-- SET TASK --
Look over the lines below. Report each one that includes the string "outcome".

-- DATASET CONTENT --
========================
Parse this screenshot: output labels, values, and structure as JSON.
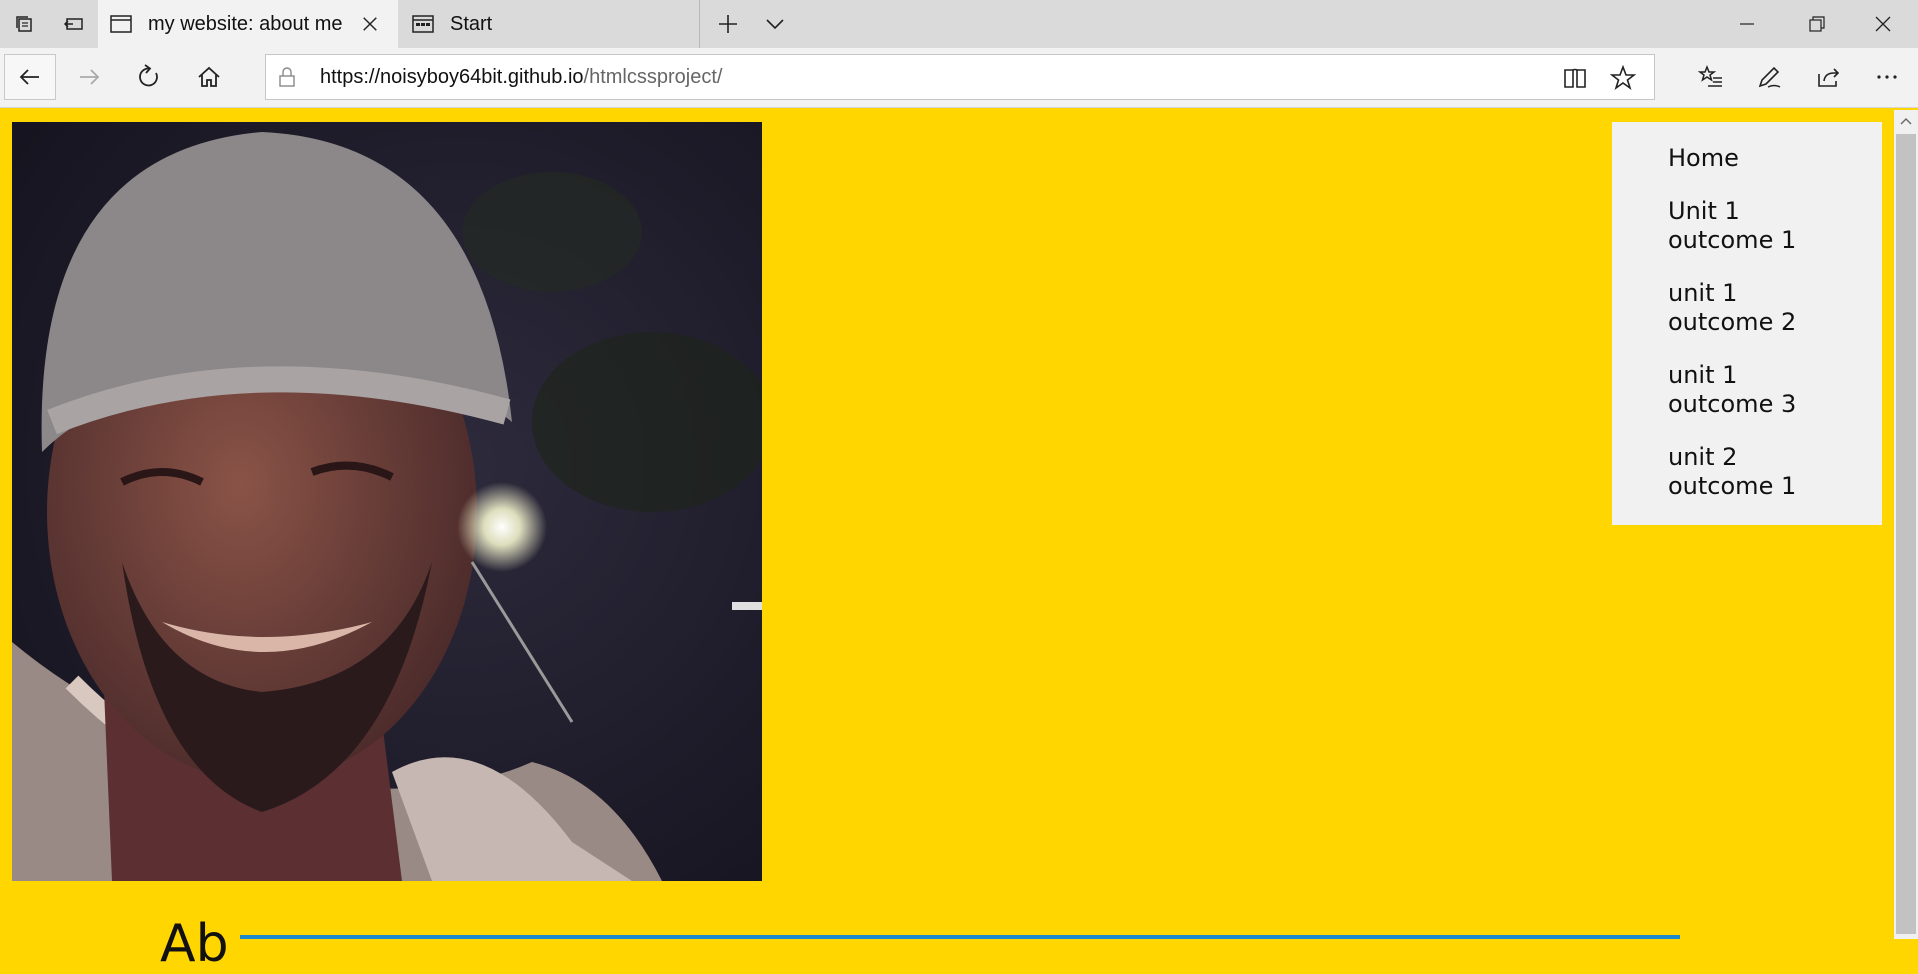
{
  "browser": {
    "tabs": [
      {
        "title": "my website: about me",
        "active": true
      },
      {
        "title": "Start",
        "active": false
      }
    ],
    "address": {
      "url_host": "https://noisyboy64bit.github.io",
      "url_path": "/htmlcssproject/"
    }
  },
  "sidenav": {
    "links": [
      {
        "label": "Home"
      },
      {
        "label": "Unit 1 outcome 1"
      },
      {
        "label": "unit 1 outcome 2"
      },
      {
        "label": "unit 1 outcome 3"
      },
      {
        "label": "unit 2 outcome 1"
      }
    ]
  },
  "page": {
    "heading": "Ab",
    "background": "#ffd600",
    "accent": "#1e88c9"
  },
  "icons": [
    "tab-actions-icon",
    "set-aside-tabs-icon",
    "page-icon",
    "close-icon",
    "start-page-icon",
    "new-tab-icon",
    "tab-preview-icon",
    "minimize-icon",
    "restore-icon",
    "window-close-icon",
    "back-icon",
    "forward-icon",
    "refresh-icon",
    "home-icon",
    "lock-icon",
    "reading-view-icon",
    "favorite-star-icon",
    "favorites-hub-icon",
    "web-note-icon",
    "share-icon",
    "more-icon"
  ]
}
========================
-- THE ANSWER --
        "label": "Unit 1 outcome 1"
        "label": "unit 1 outcome 2"
        "label": "unit 1 outcome 3"
        "label": "unit 2 outcome 1"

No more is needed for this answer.